— Start of Stored data —

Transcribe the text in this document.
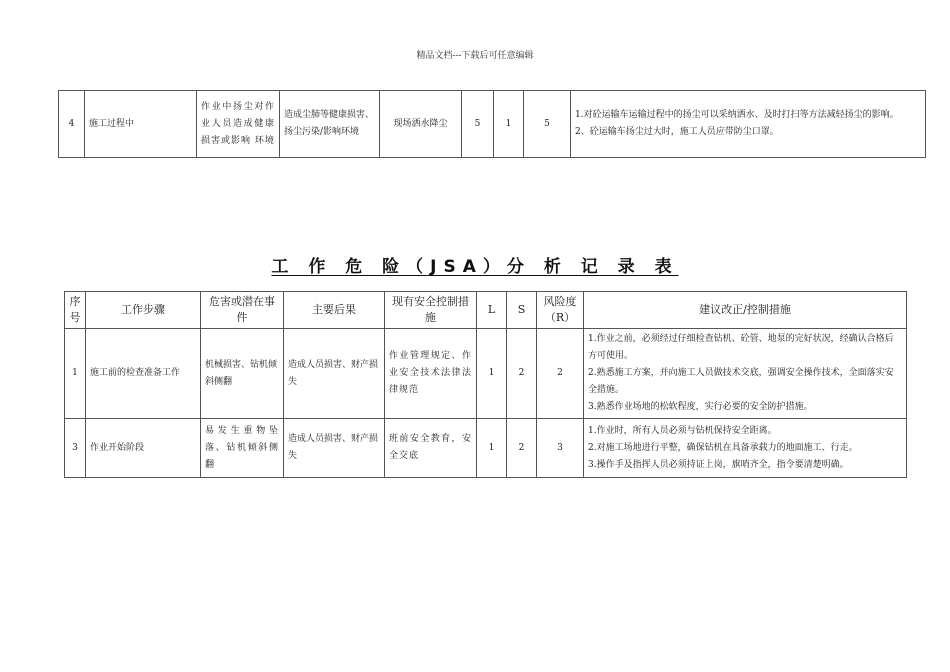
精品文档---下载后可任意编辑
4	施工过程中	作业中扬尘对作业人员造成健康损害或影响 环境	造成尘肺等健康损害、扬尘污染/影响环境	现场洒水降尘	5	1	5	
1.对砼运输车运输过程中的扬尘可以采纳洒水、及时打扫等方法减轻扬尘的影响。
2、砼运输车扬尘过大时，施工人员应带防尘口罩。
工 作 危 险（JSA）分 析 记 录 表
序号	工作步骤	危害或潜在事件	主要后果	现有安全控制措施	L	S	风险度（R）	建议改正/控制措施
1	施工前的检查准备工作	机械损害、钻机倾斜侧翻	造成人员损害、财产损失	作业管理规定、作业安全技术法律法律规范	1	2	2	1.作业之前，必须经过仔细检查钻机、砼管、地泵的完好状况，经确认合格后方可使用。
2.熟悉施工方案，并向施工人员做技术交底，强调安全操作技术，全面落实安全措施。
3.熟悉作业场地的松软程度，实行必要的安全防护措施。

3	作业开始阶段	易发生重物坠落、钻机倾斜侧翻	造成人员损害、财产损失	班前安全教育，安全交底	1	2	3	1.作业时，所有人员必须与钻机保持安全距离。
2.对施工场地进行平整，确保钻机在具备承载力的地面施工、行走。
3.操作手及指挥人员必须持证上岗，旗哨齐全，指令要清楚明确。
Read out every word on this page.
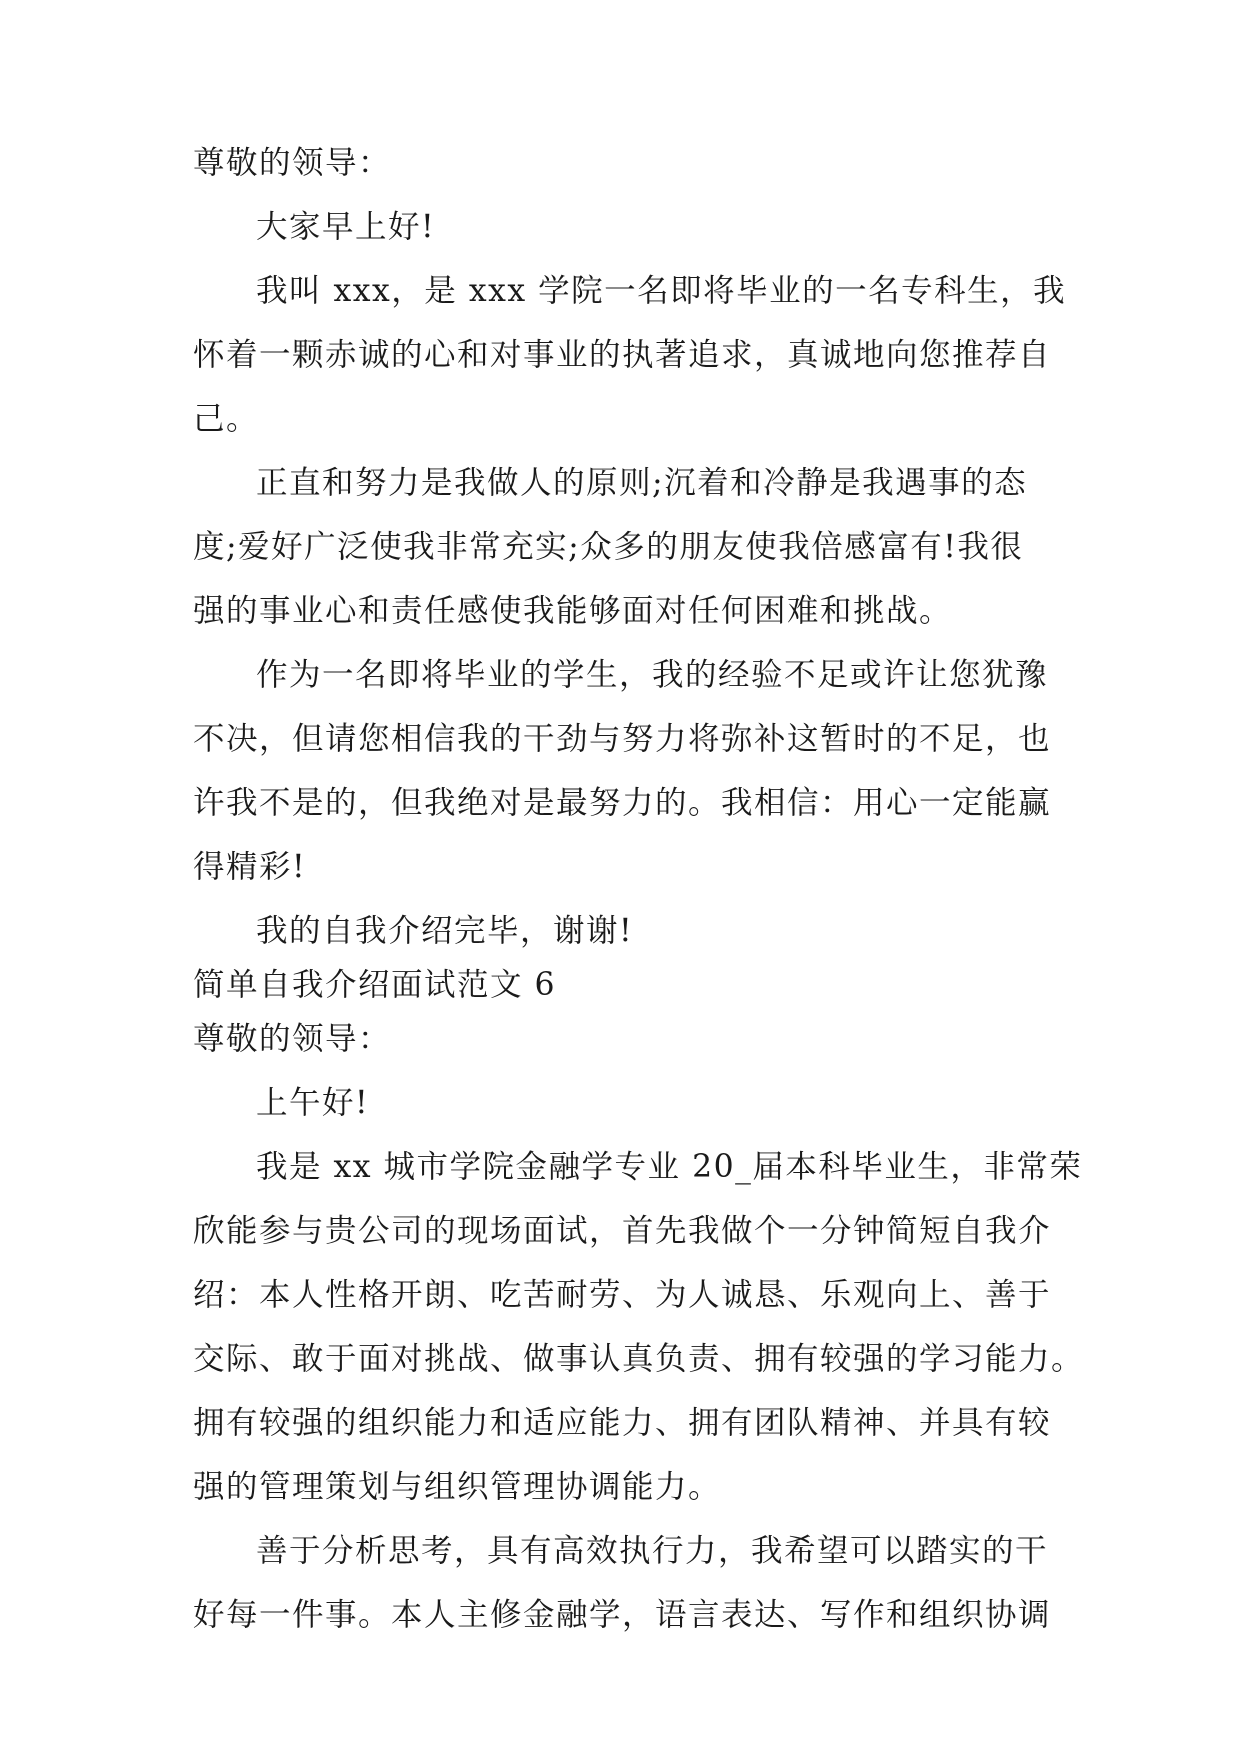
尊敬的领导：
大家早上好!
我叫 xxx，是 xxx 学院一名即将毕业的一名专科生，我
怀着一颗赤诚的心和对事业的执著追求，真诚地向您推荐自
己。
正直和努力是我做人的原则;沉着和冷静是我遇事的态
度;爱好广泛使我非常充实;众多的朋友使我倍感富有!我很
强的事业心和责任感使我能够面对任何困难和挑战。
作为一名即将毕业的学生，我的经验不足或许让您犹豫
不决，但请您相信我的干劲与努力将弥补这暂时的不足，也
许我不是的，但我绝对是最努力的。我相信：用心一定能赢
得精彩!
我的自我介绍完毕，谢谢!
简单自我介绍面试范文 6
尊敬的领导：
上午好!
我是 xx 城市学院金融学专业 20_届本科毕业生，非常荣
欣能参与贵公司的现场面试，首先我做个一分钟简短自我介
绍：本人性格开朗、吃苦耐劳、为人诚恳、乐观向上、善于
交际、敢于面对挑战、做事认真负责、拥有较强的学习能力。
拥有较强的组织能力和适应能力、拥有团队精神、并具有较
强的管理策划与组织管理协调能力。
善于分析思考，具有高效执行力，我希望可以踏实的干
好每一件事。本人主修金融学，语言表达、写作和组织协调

— End of Stored data —
— Start of Stored data —

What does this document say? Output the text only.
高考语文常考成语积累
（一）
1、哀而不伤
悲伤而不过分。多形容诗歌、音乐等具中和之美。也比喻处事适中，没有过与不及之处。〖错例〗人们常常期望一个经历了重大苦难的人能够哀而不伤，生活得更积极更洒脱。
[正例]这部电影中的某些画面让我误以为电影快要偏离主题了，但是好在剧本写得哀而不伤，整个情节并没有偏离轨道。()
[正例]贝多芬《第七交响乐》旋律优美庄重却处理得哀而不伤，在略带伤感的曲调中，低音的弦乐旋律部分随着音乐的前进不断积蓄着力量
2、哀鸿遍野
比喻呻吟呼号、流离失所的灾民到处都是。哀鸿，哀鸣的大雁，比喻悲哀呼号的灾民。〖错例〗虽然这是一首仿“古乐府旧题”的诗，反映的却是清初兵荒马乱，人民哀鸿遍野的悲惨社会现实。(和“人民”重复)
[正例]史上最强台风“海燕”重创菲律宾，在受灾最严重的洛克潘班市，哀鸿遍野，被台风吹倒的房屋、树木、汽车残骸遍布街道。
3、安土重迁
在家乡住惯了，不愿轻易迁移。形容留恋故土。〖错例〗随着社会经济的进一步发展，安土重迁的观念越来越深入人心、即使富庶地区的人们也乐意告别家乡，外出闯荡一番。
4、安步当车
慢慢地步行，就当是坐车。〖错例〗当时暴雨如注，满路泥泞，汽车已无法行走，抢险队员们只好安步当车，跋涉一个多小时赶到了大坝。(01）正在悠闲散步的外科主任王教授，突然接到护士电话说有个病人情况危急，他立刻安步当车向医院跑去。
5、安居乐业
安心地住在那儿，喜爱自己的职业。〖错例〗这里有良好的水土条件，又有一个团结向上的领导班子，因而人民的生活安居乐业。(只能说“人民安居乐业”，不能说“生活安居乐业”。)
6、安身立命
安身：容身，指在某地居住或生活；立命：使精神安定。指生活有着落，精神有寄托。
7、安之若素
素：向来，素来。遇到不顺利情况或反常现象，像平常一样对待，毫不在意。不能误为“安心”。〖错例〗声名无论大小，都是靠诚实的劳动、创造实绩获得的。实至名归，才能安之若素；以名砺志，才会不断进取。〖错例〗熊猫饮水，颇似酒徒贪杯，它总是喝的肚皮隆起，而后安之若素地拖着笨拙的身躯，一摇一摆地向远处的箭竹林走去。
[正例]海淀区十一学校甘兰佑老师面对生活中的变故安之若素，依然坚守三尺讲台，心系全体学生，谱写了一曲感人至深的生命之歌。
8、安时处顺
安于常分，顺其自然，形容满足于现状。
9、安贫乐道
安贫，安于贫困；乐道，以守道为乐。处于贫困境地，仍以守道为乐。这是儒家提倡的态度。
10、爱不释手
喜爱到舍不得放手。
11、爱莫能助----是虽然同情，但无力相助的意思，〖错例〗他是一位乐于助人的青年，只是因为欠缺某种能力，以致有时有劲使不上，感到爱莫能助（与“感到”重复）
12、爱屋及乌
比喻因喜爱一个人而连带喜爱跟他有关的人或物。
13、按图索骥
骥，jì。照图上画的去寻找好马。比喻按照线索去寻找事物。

— End of Stored data —

**Task brief**
Select every line in the records above that contains the word "钻机倾斜侧翻".

**Full answer**
1	施工前的检查准备工作	机械损害、钻机倾斜侧翻	造成人员损害、财产损失	作业管理规定、作业安全技术法律法律规范	1	2	2	1.作业之前，必须经过仔细检查钻机、砼管、地泵的完好状况，经确认合格后方可使用。
3	作业开始阶段	易发生重物坠落、钻机倾斜侧翻	造成人员损害、财产损失	班前安全教育，安全交底	1	2	3	1.作业时，所有人员必须与钻机保持安全距离。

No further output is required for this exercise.